*The problem*
Output the records. Match them exactly.

*Data in this exercise*
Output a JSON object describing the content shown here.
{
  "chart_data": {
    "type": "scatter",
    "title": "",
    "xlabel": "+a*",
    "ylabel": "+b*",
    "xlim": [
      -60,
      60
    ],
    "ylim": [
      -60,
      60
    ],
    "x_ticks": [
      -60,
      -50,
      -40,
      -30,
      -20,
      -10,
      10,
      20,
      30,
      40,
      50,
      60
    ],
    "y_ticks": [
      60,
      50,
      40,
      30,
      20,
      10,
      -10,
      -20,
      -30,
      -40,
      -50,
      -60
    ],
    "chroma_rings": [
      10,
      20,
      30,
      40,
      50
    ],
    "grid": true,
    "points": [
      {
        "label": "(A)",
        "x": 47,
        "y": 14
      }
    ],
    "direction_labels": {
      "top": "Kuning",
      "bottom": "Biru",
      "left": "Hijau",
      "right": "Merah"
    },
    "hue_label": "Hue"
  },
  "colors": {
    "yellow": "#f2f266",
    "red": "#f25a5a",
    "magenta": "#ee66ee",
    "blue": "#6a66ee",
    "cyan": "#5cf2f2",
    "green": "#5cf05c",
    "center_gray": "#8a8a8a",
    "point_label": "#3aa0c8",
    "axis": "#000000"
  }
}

*Result for this task*
Output a JSON object describing the content shown here.
{
  "chart_data": {
    "type": "scatter",
    "title": "",
    "xlabel": "+a*",
    "ylabel": "+b*",
    "xlim": [
      -60,
      60
    ],
    "ylim": [
      -60,
      60
    ],
    "x_ticks": [
      -60,
      -50,
      -40,
      -30,
      -20,
      -10,
      10,
      20,
      30,
      40,
      50,
      60
    ],
    "y_ticks": [
      60,
      50,
      40,
      30,
      20,
      10,
      -10,
      -20,
      -30,
      -40,
      -50,
      -60
    ],
    "chroma_rings": [
      10,
      20,
      30,
      40,
      50
    ],
    "grid": true,
    "points": [
      {
        "label": "(A)",
        "x": 47,
        "y": 14
      }
    ],
    "direction_labels": {
      "top": "Kuning",
      "bottom": "Biru",
      "left": "Hijau",
      "right": "Merah"
    },
    "hue_label": "Hue"
  },
  "colors": {
    "yellow": "#f2f266",
    "red": "#f25a5a",
    "magenta": "#ee66ee",
    "blue": "#6a66ee",
    "cyan": "#5cf2f2",
    "green": "#5cf05c",
    "center_gray": "#8a8a8a",
    "point_label": "#3aa0c8",
    "axis": "#000000"
  }
}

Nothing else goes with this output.